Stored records
┄┄┄┄┄┄

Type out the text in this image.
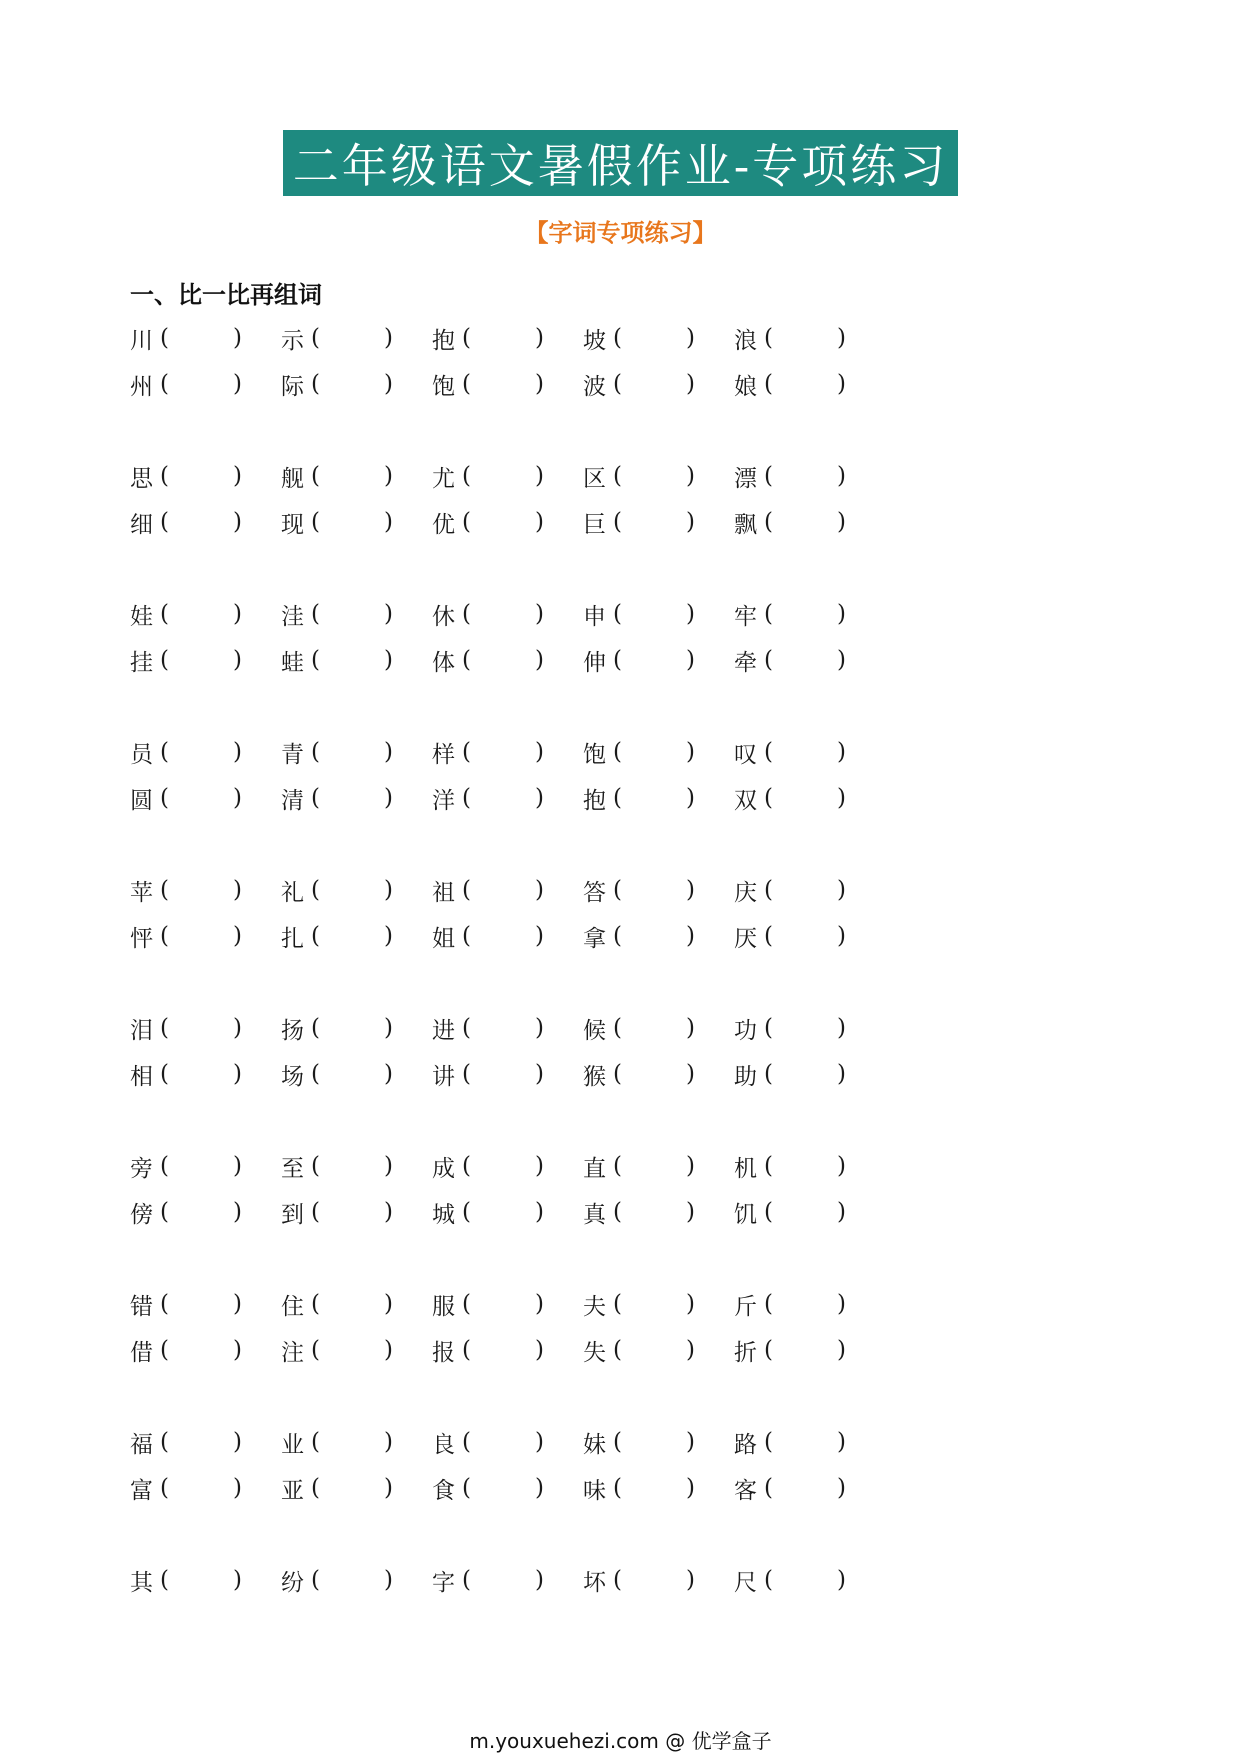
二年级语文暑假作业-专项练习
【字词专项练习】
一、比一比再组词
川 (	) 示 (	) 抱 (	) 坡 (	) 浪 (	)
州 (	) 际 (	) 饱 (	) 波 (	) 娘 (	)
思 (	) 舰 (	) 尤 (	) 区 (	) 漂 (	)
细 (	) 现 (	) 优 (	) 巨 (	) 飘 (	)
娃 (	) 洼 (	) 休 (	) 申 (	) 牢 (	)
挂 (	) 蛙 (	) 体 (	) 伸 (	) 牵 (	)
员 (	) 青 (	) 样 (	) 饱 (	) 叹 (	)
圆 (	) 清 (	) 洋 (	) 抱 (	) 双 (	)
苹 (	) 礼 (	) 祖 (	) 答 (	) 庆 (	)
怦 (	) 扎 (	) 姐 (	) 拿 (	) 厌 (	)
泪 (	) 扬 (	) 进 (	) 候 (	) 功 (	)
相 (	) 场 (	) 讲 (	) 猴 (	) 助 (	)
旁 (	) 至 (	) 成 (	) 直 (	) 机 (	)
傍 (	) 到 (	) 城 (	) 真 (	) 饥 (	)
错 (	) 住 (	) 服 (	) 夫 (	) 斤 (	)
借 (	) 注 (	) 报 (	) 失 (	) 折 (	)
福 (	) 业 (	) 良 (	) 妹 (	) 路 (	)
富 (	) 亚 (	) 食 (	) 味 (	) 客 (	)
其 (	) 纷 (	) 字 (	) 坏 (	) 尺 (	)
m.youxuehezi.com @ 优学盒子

┄┄┄┄┄┄

▶ _SHORT PROBLEM_
Print out the lines exactly, skipping any picture.

▶ _WRITTEN ANSWER_
Type out the text in this image.
二年级语文暑假作业-专项练习
【字词专项练习】
一、比一比再组词
川 (	) 示 (	) 抱 (	) 坡 (	) 浪 (	)
州 (	) 际 (	) 饱 (	) 波 (	) 娘 (	)
思 (	) 舰 (	) 尤 (	) 区 (	) 漂 (	)
细 (	) 现 (	) 优 (	) 巨 (	) 飘 (	)
娃 (	) 洼 (	) 休 (	) 申 (	) 牢 (	)
挂 (	) 蛙 (	) 体 (	) 伸 (	) 牵 (	)
员 (	) 青 (	) 样 (	) 饱 (	) 叹 (	)
圆 (	) 清 (	) 洋 (	) 抱 (	) 双 (	)
苹 (	) 礼 (	) 祖 (	) 答 (	) 庆 (	)
怦 (	) 扎 (	) 姐 (	) 拿 (	) 厌 (	)
泪 (	) 扬 (	) 进 (	) 候 (	) 功 (	)
相 (	) 场 (	) 讲 (	) 猴 (	) 助 (	)
旁 (	) 至 (	) 成 (	) 直 (	) 机 (	)
傍 (	) 到 (	) 城 (	) 真 (	) 饥 (	)
错 (	) 住 (	) 服 (	) 夫 (	) 斤 (	)
借 (	) 注 (	) 报 (	) 失 (	) 折 (	)
福 (	) 业 (	) 良 (	) 妹 (	) 路 (	)
富 (	) 亚 (	) 食 (	) 味 (	) 客 (	)
其 (	) 纷 (	) 字 (	) 坏 (	) 尺 (	)
m.youxuehezi.com @ 优学盒子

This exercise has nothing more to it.